- Given data:
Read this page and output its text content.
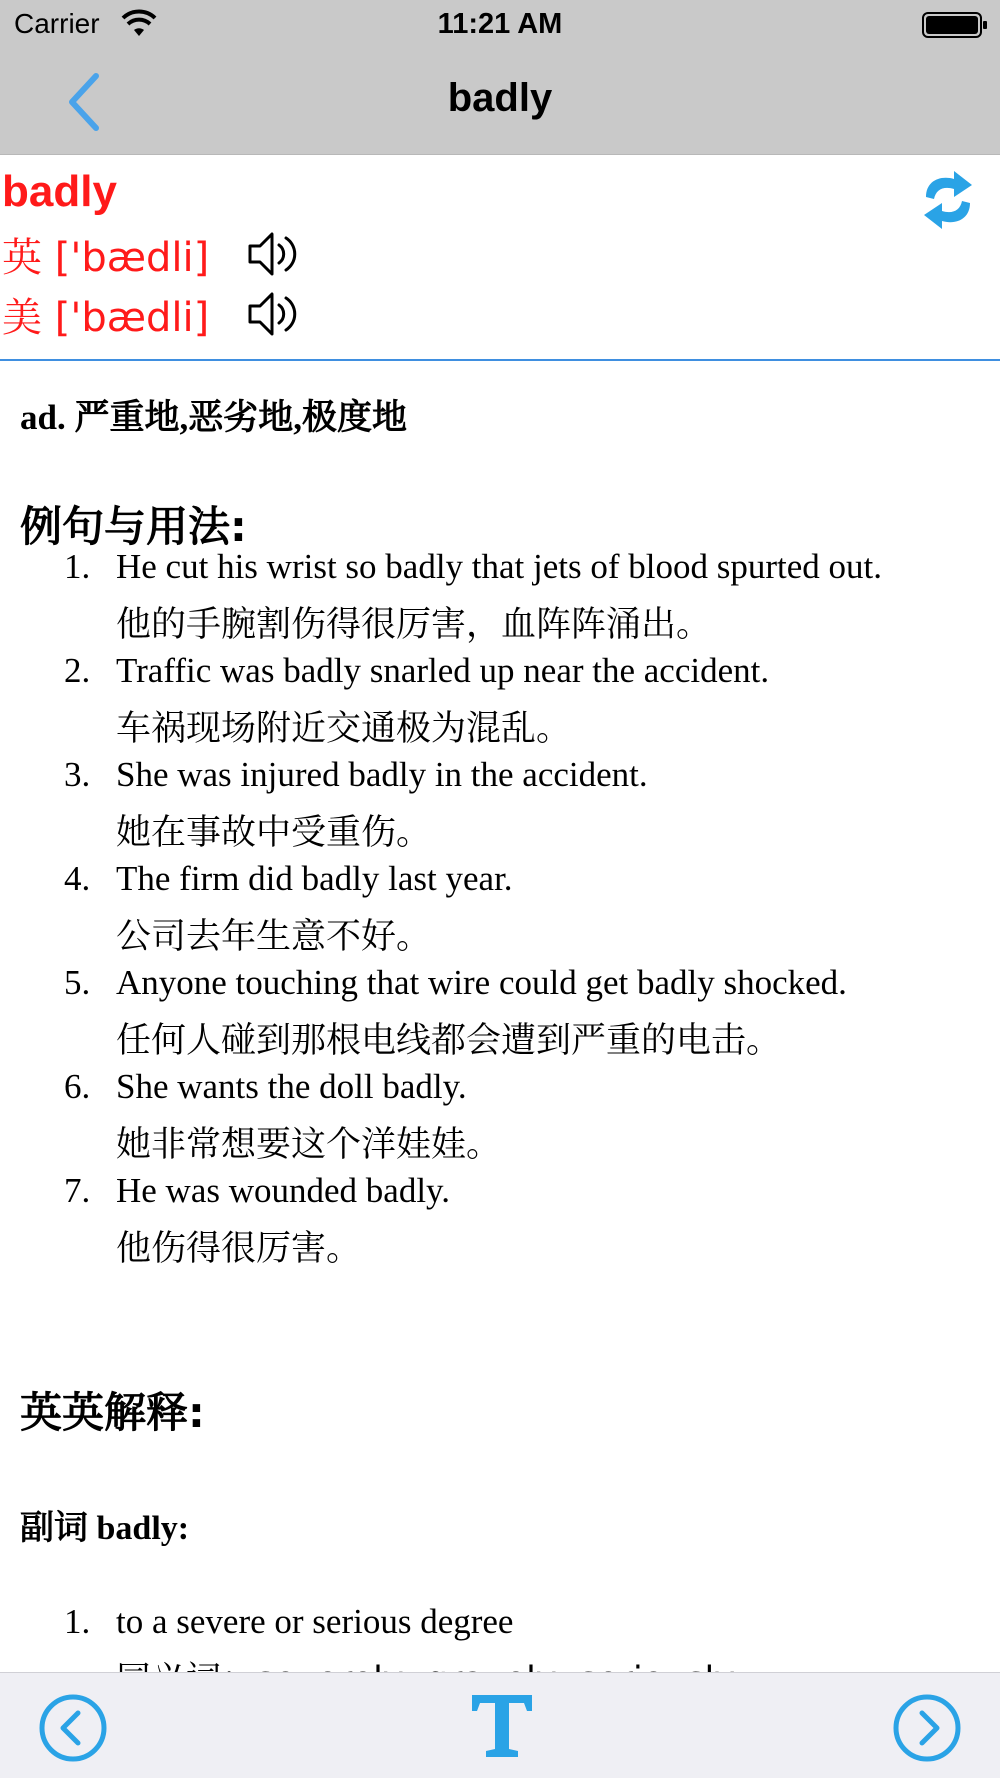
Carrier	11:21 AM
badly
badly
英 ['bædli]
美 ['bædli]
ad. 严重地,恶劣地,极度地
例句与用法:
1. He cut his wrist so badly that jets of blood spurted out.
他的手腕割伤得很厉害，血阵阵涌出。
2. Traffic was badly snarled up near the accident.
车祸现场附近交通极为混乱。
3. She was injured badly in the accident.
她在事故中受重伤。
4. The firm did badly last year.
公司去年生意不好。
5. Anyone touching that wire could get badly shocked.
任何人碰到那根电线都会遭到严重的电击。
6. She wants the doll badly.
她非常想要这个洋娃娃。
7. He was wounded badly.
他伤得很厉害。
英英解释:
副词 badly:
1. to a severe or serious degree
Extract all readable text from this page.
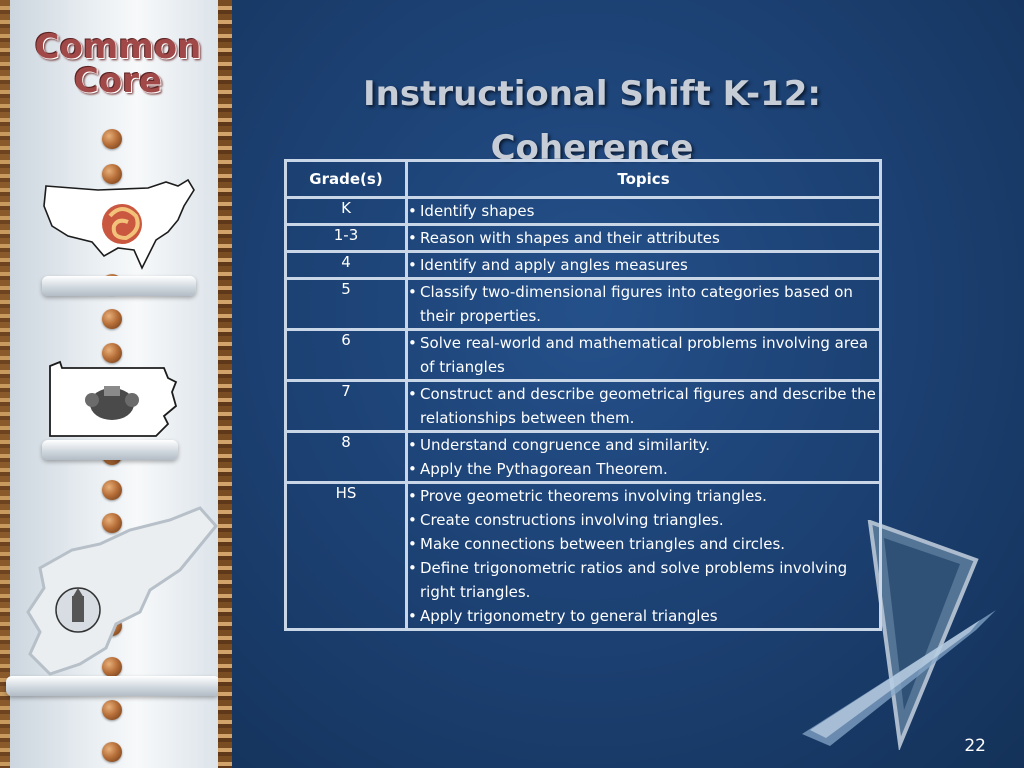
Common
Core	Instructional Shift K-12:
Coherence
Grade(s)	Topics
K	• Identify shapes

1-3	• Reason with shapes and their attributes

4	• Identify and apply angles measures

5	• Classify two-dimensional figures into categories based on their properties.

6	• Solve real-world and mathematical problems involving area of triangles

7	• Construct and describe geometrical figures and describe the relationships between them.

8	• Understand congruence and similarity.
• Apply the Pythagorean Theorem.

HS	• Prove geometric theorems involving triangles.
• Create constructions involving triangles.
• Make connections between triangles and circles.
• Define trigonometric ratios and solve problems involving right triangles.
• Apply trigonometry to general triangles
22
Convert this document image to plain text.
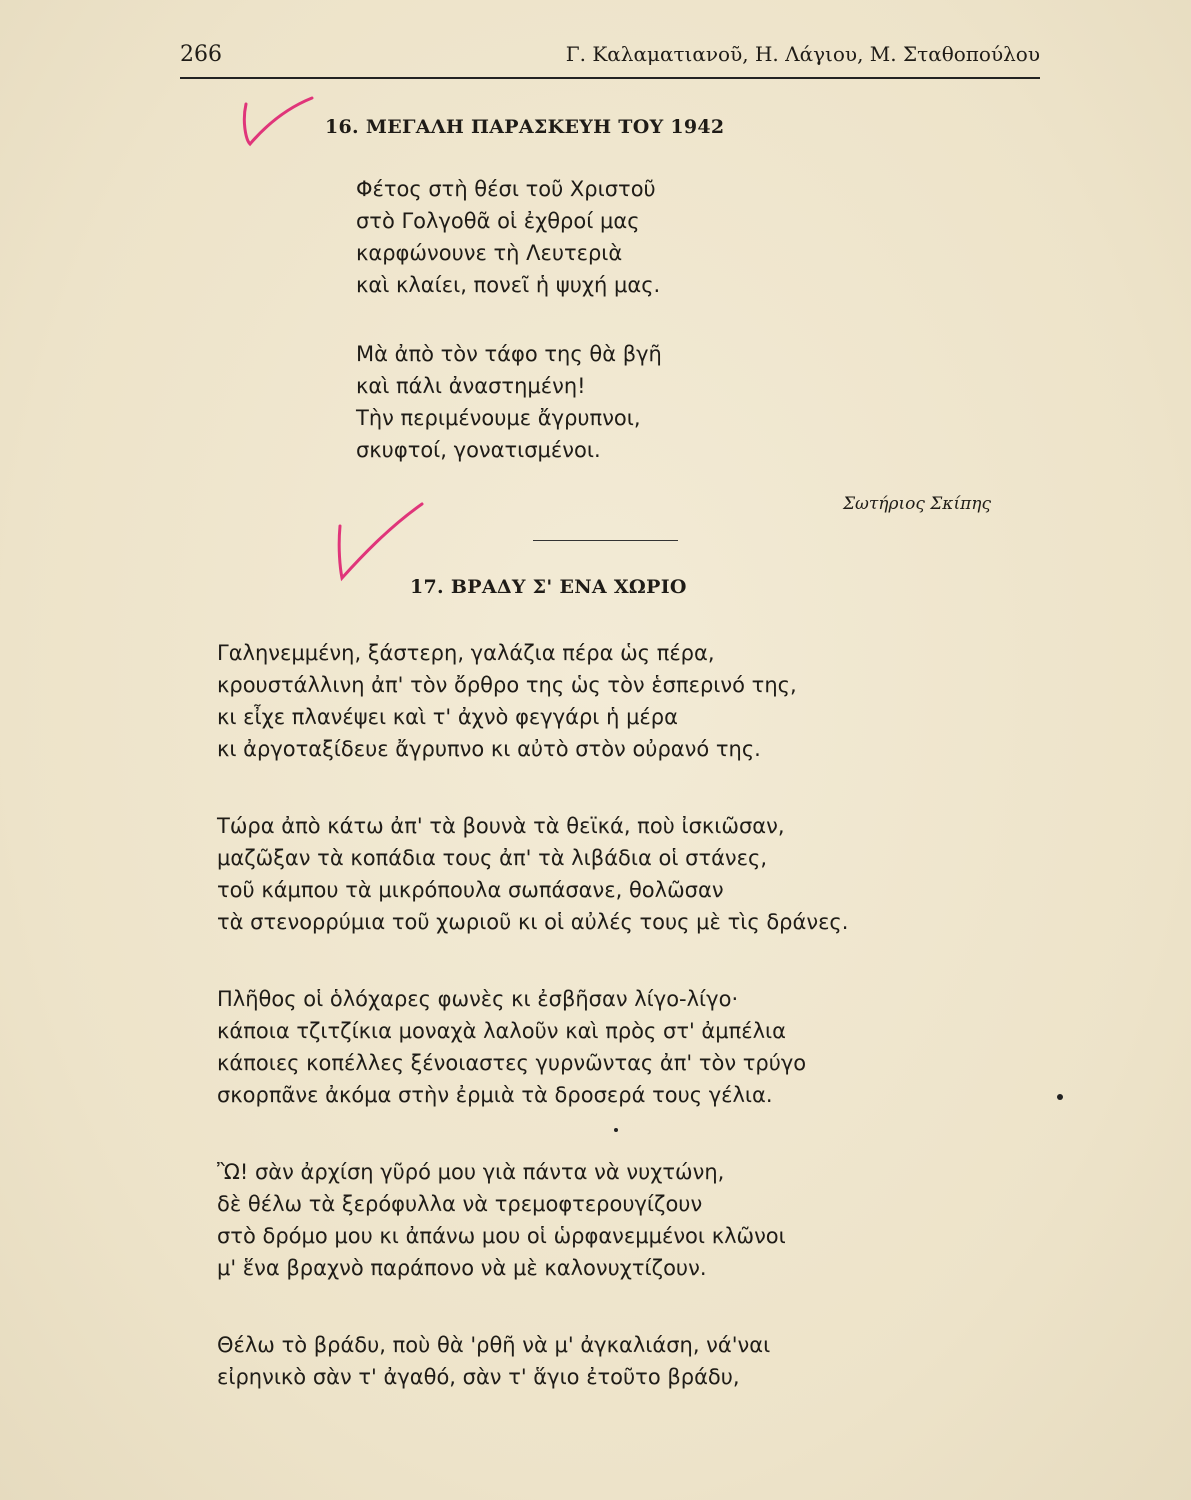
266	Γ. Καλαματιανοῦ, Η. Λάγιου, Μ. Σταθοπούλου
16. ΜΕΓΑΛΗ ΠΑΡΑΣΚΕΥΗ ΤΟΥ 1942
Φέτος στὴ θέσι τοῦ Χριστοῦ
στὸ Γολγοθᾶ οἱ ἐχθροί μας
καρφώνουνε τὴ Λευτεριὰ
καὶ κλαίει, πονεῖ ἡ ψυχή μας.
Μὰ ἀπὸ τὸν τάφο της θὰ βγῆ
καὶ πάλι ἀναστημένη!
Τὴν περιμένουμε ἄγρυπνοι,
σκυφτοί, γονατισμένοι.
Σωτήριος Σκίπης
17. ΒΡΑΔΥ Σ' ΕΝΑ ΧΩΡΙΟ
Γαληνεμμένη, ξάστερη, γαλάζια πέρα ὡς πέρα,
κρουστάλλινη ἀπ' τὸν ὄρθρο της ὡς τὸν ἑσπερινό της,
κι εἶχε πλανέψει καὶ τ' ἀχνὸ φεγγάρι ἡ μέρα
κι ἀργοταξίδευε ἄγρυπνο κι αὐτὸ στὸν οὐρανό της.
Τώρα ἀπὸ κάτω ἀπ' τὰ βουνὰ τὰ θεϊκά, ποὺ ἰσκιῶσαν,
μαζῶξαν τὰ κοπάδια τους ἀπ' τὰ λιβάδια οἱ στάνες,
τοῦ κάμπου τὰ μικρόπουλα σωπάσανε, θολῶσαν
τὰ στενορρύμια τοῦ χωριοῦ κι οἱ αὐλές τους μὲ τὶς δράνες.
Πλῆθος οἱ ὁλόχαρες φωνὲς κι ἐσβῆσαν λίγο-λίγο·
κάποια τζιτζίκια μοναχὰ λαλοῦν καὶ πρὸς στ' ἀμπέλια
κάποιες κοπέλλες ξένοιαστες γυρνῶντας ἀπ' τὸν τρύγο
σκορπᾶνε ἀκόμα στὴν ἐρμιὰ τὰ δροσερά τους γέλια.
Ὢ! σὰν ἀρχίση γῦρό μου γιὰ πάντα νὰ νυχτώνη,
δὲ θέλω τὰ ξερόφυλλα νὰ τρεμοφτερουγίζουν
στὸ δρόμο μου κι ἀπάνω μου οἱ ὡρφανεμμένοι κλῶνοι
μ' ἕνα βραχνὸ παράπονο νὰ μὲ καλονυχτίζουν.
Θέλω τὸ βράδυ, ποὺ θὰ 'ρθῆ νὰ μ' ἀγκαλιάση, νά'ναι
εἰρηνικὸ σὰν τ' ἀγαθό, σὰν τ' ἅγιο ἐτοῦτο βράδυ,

- What is required:
Omit every picture, then reproduce the rest of the listing exactly.

- Task result:
Read this page and output its text content.
Carrier	11:21 AM
badly
badly
英 ['bædli]
美 ['bædli]
ad. 严重地,恶劣地,极度地
例句与用法:
1. He cut his wrist so badly that jets of blood spurted out.
他的手腕割伤得很厉害，血阵阵涌出。
2. Traffic was badly snarled up near the accident.
车祸现场附近交通极为混乱。
3. She was injured badly in the accident.
她在事故中受重伤。
4. The firm did badly last year.
公司去年生意不好。
5. Anyone touching that wire could get badly shocked.
任何人碰到那根电线都会遭到严重的电击。
6. She wants the doll badly.
她非常想要这个洋娃娃。
7. He was wounded badly.
他伤得很厉害。
英英解释:
副词 badly:
1. to a severe or serious degree
Extract all readable text from this page.
Common
Core	Instructional Shift K-12:
Coherence
Grade(s)	Topics
K	• Identify shapes

1-3	• Reason with shapes and their attributes

4	• Identify and apply angles measures

5	• Classify two-dimensional figures into categories based on their properties.

6	• Solve real-world and mathematical problems involving area of triangles

7	• Construct and describe geometrical figures and describe the relationships between them.

8	• Understand congruence and similarity.
• Apply the Pythagorean Theorem.

HS	• Prove geometric theorems involving triangles.
• Create constructions involving triangles.
• Make connections between triangles and circles.
• Define trigonometric ratios and solve problems involving right triangles.
• Apply trigonometry to general triangles
22
Convert this document image to plain text.
266	Γ. Καλαματιανοῦ, Η. Λάγιου, Μ. Σταθοπούλου
16. ΜΕΓΑΛΗ ΠΑΡΑΣΚΕΥΗ ΤΟΥ 1942
Φέτος στὴ θέσι τοῦ Χριστοῦ
στὸ Γολγοθᾶ οἱ ἐχθροί μας
καρφώνουνε τὴ Λευτεριὰ
καὶ κλαίει, πονεῖ ἡ ψυχή μας.
Μὰ ἀπὸ τὸν τάφο της θὰ βγῆ
καὶ πάλι ἀναστημένη!
Τὴν περιμένουμε ἄγρυπνοι,
σκυφτοί, γονατισμένοι.
Σωτήριος Σκίπης
17. ΒΡΑΔΥ Σ' ΕΝΑ ΧΩΡΙΟ
Γαληνεμμένη, ξάστερη, γαλάζια πέρα ὡς πέρα,
κρουστάλλινη ἀπ' τὸν ὄρθρο της ὡς τὸν ἑσπερινό της,
κι εἶχε πλανέψει καὶ τ' ἀχνὸ φεγγάρι ἡ μέρα
κι ἀργοταξίδευε ἄγρυπνο κι αὐτὸ στὸν οὐρανό της.
Τώρα ἀπὸ κάτω ἀπ' τὰ βουνὰ τὰ θεϊκά, ποὺ ἰσκιῶσαν,
μαζῶξαν τὰ κοπάδια τους ἀπ' τὰ λιβάδια οἱ στάνες,
τοῦ κάμπου τὰ μικρόπουλα σωπάσανε, θολῶσαν
τὰ στενορρύμια τοῦ χωριοῦ κι οἱ αὐλές τους μὲ τὶς δράνες.
Πλῆθος οἱ ὁλόχαρες φωνὲς κι ἐσβῆσαν λίγο-λίγο·
κάποια τζιτζίκια μοναχὰ λαλοῦν καὶ πρὸς στ' ἀμπέλια
κάποιες κοπέλλες ξένοιαστες γυρνῶντας ἀπ' τὸν τρύγο
σκορπᾶνε ἀκόμα στὴν ἐρμιὰ τὰ δροσερά τους γέλια.
Ὢ! σὰν ἀρχίση γῦρό μου γιὰ πάντα νὰ νυχτώνη,
δὲ θέλω τὰ ξερόφυλλα νὰ τρεμοφτερουγίζουν
στὸ δρόμο μου κι ἀπάνω μου οἱ ὡρφανεμμένοι κλῶνοι
μ' ἕνα βραχνὸ παράπονο νὰ μὲ καλονυχτίζουν.
Θέλω τὸ βράδυ, ποὺ θὰ 'ρθῆ νὰ μ' ἀγκαλιάση, νά'ναι
εἰρηνικὸ σὰν τ' ἀγαθό, σὰν τ' ἅγιο ἐτοῦτο βράδυ,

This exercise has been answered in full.